-- TASK INSTRUCTIONS --
Output the records. Match them exactly.

-- Dataset listings of figures --
begin
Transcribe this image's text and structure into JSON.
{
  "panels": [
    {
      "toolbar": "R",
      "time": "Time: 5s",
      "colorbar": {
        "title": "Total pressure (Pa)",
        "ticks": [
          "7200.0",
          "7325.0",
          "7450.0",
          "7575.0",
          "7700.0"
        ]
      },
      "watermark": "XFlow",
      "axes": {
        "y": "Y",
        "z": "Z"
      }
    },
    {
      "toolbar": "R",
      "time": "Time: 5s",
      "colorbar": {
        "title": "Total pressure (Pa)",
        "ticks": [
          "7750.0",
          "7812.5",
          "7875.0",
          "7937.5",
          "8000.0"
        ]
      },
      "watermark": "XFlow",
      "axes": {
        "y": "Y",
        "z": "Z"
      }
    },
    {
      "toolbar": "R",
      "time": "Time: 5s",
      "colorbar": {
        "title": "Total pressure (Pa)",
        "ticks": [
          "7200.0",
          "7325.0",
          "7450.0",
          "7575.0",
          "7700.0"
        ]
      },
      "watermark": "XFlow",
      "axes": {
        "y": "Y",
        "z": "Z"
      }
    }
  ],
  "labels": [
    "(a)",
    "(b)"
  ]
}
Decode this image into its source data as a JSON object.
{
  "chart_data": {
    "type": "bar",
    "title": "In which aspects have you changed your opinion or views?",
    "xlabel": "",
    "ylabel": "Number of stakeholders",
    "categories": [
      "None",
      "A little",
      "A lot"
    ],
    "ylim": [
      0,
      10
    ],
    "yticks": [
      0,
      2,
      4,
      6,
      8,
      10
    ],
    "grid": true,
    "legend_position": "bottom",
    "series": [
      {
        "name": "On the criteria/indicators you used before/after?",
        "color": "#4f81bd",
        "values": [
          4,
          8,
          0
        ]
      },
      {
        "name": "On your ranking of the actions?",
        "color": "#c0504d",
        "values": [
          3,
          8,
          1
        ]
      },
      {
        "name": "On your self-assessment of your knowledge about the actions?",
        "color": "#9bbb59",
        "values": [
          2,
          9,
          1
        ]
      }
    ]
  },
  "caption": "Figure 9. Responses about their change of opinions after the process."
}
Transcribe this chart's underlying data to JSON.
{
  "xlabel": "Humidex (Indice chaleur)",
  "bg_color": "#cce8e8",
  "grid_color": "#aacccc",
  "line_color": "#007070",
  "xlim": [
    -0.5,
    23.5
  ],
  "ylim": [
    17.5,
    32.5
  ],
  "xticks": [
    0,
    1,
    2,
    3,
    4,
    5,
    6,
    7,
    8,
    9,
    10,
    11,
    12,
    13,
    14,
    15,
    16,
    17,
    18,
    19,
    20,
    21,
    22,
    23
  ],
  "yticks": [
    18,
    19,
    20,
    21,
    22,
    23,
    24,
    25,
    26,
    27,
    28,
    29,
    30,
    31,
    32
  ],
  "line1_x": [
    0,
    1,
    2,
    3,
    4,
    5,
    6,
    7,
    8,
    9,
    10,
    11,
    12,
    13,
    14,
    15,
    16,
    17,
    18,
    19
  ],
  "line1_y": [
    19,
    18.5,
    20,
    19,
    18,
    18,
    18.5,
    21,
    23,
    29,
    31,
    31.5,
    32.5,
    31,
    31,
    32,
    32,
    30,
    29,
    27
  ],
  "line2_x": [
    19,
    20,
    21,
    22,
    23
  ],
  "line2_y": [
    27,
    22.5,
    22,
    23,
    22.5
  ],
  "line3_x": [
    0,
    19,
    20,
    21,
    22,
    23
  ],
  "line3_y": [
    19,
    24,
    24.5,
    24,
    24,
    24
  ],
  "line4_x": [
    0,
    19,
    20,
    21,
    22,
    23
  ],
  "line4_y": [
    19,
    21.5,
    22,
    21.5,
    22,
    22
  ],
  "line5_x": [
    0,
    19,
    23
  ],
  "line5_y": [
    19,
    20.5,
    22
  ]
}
end
-- RESULT OF THE EXERCISE --
Transcribe this image's text and structure into JSON.
{
  "panels": [
    {
      "toolbar": "R",
      "time": "Time: 5s",
      "colorbar": {
        "title": "Total pressure (Pa)",
        "ticks": [
          "7200.0",
          "7325.0",
          "7450.0",
          "7575.0",
          "7700.0"
        ]
      },
      "watermark": "XFlow",
      "axes": {
        "y": "Y",
        "z": "Z"
      }
    },
    {
      "toolbar": "R",
      "time": "Time: 5s",
      "colorbar": {
        "title": "Total pressure (Pa)",
        "ticks": [
          "7750.0",
          "7812.5",
          "7875.0",
          "7937.5",
          "8000.0"
        ]
      },
      "watermark": "XFlow",
      "axes": {
        "y": "Y",
        "z": "Z"
      }
    },
    {
      "toolbar": "R",
      "time": "Time: 5s",
      "colorbar": {
        "title": "Total pressure (Pa)",
        "ticks": [
          "7200.0",
          "7325.0",
          "7450.0",
          "7575.0",
          "7700.0"
        ]
      },
      "watermark": "XFlow",
      "axes": {
        "y": "Y",
        "z": "Z"
      }
    }
  ],
  "labels": [
    "(a)",
    "(b)"
  ]
}
Decode this image into its source data as a JSON object.
{
  "chart_data": {
    "type": "bar",
    "title": "In which aspects have you changed your opinion or views?",
    "xlabel": "",
    "ylabel": "Number of stakeholders",
    "categories": [
      "None",
      "A little",
      "A lot"
    ],
    "ylim": [
      0,
      10
    ],
    "yticks": [
      0,
      2,
      4,
      6,
      8,
      10
    ],
    "grid": true,
    "legend_position": "bottom",
    "series": [
      {
        "name": "On the criteria/indicators you used before/after?",
        "color": "#4f81bd",
        "values": [
          4,
          8,
          0
        ]
      },
      {
        "name": "On your ranking of the actions?",
        "color": "#c0504d",
        "values": [
          3,
          8,
          1
        ]
      },
      {
        "name": "On your self-assessment of your knowledge about the actions?",
        "color": "#9bbb59",
        "values": [
          2,
          9,
          1
        ]
      }
    ]
  },
  "caption": "Figure 9. Responses about their change of opinions after the process."
}
Transcribe this chart's underlying data to JSON.
{
  "xlabel": "Humidex (Indice chaleur)",
  "bg_color": "#cce8e8",
  "grid_color": "#aacccc",
  "line_color": "#007070",
  "xlim": [
    -0.5,
    23.5
  ],
  "ylim": [
    17.5,
    32.5
  ],
  "xticks": [
    0,
    1,
    2,
    3,
    4,
    5,
    6,
    7,
    8,
    9,
    10,
    11,
    12,
    13,
    14,
    15,
    16,
    17,
    18,
    19,
    20,
    21,
    22,
    23
  ],
  "yticks": [
    18,
    19,
    20,
    21,
    22,
    23,
    24,
    25,
    26,
    27,
    28,
    29,
    30,
    31,
    32
  ],
  "line1_x": [
    0,
    1,
    2,
    3,
    4,
    5,
    6,
    7,
    8,
    9,
    10,
    11,
    12,
    13,
    14,
    15,
    16,
    17,
    18,
    19
  ],
  "line1_y": [
    19,
    18.5,
    20,
    19,
    18,
    18,
    18.5,
    21,
    23,
    29,
    31,
    31.5,
    32.5,
    31,
    31,
    32,
    32,
    30,
    29,
    27
  ],
  "line2_x": [
    19,
    20,
    21,
    22,
    23
  ],
  "line2_y": [
    27,
    22.5,
    22,
    23,
    22.5
  ],
  "line3_x": [
    0,
    19,
    20,
    21,
    22,
    23
  ],
  "line3_y": [
    19,
    24,
    24.5,
    24,
    24,
    24
  ],
  "line4_x": [
    0,
    19,
    20,
    21,
    22,
    23
  ],
  "line4_y": [
    19,
    21.5,
    22,
    21.5,
    22,
    22
  ],
  "line5_x": [
    0,
    19,
    23
  ],
  "line5_y": [
    19,
    20.5,
    22
  ]
}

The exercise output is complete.